Maka, Ambo sebetulnya geli sendiri melihat tingkah laku sulungnya yang seperti sosok ninja mengantarkan sarapan atau rantang makan siang di sawah. Si sulung meletakkan begitu saja rantang di sou dan kabur. Ulahnya dengan presisi digambarkan pepatah: datang tanpa muka, pulang tanpa punggung.
Oleh karena itu, Ambo menahan diri untuk menilai seorang remaja yang tak mau turun mengotori tangan dan kakinya dengan tanah. Sebab, si remaja sedang mencari dan memburu impian dan bayangan cita hingga pada batas tenaga yang dipunyainya.
Yang ia lakukan adalah bekerja saja. Jika memang bisa dilakukan sendiri, ia akan melakukannya sebaik-baiknya. Keterampilan dan minat bersawah di satu sisi bisa diwariskan, namun lebih banyak pada panggilan jiwa. Jika jiwa tak terketuk, membebani keturunan untuk melakukan hal yang sama adalah kerja sia-sia.

++++

§ SOAL DAN TUGAS
1 - Dalam kutipan tentang Ambo dan sawah, pepatah apa yang menggambarkan ulah si sulung?
2 - Tolong sambung kutipan tentang Ambo dan sawah, mulai setelah kalimat terakhirnya.

§ DAFTAR CATATAN
++++

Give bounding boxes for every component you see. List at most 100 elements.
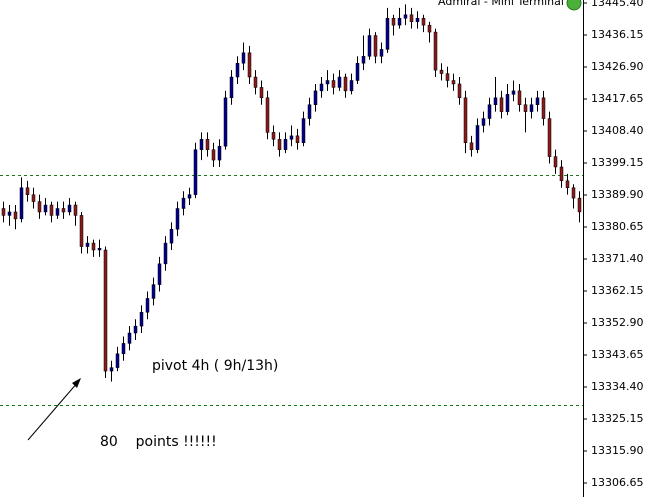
candle-body (571, 187, 576, 199)
candle (373, 32, 378, 64)
candle (481, 111, 486, 133)
candle (277, 132, 282, 157)
y-tick-label: 13426.90 (591, 60, 644, 73)
candle-body (169, 228, 174, 244)
y-tick-label: 13417.65 (591, 92, 644, 105)
candle (505, 83, 510, 116)
candle-body (307, 104, 312, 119)
candle-body (409, 14, 414, 22)
candle (67, 198, 72, 216)
candle (7, 205, 12, 226)
candle-body (493, 97, 498, 105)
candle-body (127, 332, 132, 344)
candle (265, 90, 270, 140)
candle (409, 7, 414, 29)
candle-body (31, 194, 36, 202)
candle (343, 73, 348, 98)
candle-body (1, 208, 6, 216)
candle-body (211, 149, 216, 161)
arrow-head (72, 378, 81, 388)
candle-body (97, 248, 102, 251)
candle (121, 336, 126, 361)
candle-body (481, 118, 486, 126)
candle-body (157, 263, 162, 285)
candle (283, 132, 288, 154)
annotation: 80 points !!!!!! (100, 434, 217, 450)
candle (103, 246, 108, 378)
candle (547, 111, 552, 164)
candle-body (193, 149, 198, 195)
candle (109, 360, 114, 382)
candle-body (319, 83, 324, 92)
candle-body (13, 211, 18, 220)
candle-body (259, 87, 264, 99)
candle-body (223, 97, 228, 147)
candle (205, 132, 210, 157)
candle (331, 73, 336, 95)
candle-body (151, 284, 156, 299)
candle-body (265, 97, 270, 133)
candle-body (325, 80, 330, 85)
candle (403, 4, 408, 26)
candle-body (427, 24, 432, 33)
candle (19, 177, 24, 223)
candle (73, 201, 78, 226)
candle (139, 305, 144, 334)
candle-body (91, 242, 96, 251)
candle (541, 90, 546, 126)
candle (493, 77, 498, 112)
candle-body (67, 204, 72, 213)
candle-body (295, 135, 300, 144)
candle (433, 28, 438, 78)
candle-body (205, 139, 210, 150)
candle-body (439, 69, 444, 74)
candle-body (379, 49, 384, 57)
candle (349, 73, 354, 95)
candle-body (271, 132, 276, 140)
candle (55, 201, 60, 219)
candle (181, 191, 186, 216)
candle (427, 21, 432, 43)
candle (337, 70, 342, 91)
candle (319, 77, 324, 98)
candle-body (385, 17, 390, 50)
candle (457, 77, 462, 105)
candle (391, 14, 396, 36)
candle-body (511, 90, 516, 95)
candle (91, 239, 96, 257)
candle-body (199, 139, 204, 150)
candle-body (73, 204, 78, 216)
y-tick-label: 13315.90 (591, 444, 644, 457)
y-tick-label: 13445.40 (591, 0, 644, 9)
candle (187, 187, 192, 206)
candle-body (361, 56, 366, 64)
candle (559, 160, 564, 188)
candle (517, 83, 522, 112)
candle-body (415, 17, 420, 22)
candle-body (463, 97, 468, 144)
candle (223, 90, 228, 150)
candle (421, 14, 426, 33)
candle (301, 111, 306, 147)
candle (85, 236, 90, 254)
candle-body (277, 139, 282, 150)
candle (133, 319, 138, 340)
candle (361, 35, 366, 71)
candle-body (121, 343, 126, 355)
candle-body (529, 104, 534, 112)
candle-body (343, 76, 348, 92)
candle (307, 97, 312, 126)
annotation: pivot 4h ( 9h/13h) (152, 358, 278, 374)
candle (475, 118, 480, 154)
candle-body (139, 312, 144, 327)
candle-body (535, 97, 540, 105)
candle (535, 90, 540, 112)
candle (313, 83, 318, 112)
candle (25, 180, 30, 202)
candle-body (37, 201, 42, 213)
candle-body (331, 80, 336, 88)
candle-body (475, 125, 480, 150)
candle-body (145, 298, 150, 313)
candle (289, 125, 294, 147)
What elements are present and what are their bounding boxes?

++++

§ HASIL AKHIR
1 - Datang tanpa muka, pulang tanpa punggung.

2 -
Atas nama pengalaman, Ambo sudah membuktikannya. Karakternya ditempa ketika ia memilih menjadi petani dengan segala risikonya. Faktor pendidikan dan pengalaman hidup yang bergelombang-gelombang menempa karakternya untuk berbagi.
Sebagai buruh tani, Ambo tak pelit untuk berbagi. Beras ketan putih (pulut) adalah perjumpaan untuk berbagi di penggilingan. Ia dan sang istri ringan saja saat ada kenalan dalam kampung meminta seliter beras ketan yang baru saja keluar dari mulut penggilingan. Sebagaimana watak ketan, persaudaraan dan harmoni sosial diikatnya atas nama beras.
Bukan hanya Ambo berbagi dengan keluarga Mangge Yani 2:1 (dua karung penggarap, sekarung pemilik lahan), Ambo juga mesti berbagi dengan yang lain lewat ketan. Sebab, di setiap petak sawah ada hak yang lain-lain yang mesti dikeluarkan. Beras yang lahir dari kerja tani di sawah, pada akhirnya bukan hanya menghidupi setiap keluarga yang hidup, namun saat berjumpa dengan keyakinan agama Ambo, beras adalah media pembersihan harta.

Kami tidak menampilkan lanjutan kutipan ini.